# start of RECORDS PROVIDED

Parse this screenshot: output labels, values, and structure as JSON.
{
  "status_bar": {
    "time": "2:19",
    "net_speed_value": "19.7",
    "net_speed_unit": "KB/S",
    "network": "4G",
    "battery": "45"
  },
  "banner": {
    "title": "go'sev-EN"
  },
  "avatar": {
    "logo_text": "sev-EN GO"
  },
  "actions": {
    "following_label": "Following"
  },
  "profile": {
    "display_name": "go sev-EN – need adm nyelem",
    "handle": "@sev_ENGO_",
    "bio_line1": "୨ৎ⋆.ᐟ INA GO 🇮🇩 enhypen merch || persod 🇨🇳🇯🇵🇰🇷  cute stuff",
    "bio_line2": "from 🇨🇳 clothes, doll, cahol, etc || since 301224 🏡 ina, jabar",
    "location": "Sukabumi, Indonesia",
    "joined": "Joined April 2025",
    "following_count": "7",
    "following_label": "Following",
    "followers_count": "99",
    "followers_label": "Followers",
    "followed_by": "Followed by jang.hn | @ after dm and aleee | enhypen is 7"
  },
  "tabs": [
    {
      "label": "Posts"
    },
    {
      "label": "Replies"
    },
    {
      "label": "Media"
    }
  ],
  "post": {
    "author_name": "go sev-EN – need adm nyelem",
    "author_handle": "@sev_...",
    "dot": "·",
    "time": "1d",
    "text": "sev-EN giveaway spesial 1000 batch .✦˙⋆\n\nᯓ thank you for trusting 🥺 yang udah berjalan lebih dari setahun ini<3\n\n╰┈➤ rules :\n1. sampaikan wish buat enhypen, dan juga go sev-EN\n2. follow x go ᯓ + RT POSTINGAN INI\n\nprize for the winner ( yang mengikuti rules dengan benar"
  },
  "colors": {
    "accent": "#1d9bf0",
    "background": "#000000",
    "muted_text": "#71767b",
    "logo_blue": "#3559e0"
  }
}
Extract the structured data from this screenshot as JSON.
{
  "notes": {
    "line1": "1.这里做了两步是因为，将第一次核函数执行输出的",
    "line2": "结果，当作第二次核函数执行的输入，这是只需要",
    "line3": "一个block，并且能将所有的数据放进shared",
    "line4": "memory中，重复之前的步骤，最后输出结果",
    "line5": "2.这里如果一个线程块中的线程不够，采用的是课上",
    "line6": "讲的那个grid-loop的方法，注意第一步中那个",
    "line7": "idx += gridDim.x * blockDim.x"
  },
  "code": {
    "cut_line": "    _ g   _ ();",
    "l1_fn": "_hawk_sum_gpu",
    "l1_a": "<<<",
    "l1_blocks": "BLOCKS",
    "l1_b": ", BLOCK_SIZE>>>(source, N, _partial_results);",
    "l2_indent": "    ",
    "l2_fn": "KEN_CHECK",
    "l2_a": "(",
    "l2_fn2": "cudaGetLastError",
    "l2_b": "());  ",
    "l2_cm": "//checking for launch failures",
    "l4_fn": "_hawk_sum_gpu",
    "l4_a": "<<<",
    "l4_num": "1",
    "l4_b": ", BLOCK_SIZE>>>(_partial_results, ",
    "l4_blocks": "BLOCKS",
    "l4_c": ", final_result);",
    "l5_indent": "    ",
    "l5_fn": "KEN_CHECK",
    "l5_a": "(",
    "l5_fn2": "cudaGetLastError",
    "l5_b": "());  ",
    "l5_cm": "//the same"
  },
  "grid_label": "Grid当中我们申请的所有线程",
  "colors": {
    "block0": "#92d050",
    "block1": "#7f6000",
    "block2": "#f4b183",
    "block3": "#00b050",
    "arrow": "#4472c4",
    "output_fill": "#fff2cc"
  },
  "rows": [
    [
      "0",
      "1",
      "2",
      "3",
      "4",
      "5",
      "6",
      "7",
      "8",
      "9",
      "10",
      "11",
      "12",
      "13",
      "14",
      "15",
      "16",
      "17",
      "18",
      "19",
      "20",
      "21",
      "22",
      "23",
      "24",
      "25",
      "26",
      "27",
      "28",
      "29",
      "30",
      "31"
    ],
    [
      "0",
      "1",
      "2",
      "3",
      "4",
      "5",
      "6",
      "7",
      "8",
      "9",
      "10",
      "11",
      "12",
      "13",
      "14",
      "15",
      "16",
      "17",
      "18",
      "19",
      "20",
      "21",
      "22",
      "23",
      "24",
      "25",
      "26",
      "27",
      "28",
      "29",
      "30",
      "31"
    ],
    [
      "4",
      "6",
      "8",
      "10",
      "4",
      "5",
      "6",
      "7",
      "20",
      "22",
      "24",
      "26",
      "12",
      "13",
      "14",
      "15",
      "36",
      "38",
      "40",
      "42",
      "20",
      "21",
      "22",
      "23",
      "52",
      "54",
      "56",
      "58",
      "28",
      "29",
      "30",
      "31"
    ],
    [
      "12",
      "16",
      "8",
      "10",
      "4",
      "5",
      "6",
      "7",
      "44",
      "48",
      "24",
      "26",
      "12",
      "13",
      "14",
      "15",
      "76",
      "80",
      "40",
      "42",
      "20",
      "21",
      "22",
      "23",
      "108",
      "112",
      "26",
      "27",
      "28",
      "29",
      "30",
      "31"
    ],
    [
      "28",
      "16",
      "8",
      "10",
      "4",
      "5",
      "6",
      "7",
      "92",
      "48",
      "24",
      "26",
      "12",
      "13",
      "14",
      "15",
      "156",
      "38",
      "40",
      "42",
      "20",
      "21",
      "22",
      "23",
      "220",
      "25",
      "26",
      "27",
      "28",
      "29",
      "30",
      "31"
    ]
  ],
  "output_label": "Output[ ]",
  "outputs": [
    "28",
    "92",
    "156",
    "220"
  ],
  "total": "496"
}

# end of RECORDS PROVIDED

▸ **WHAT TO DO**
Isolate the lines above that contain the word "JSON" and copy them.

▸ **CORRECT RESULT**
Parse this screenshot: output labels, values, and structure as JSON.
Extract the structured data from this screenshot as JSON.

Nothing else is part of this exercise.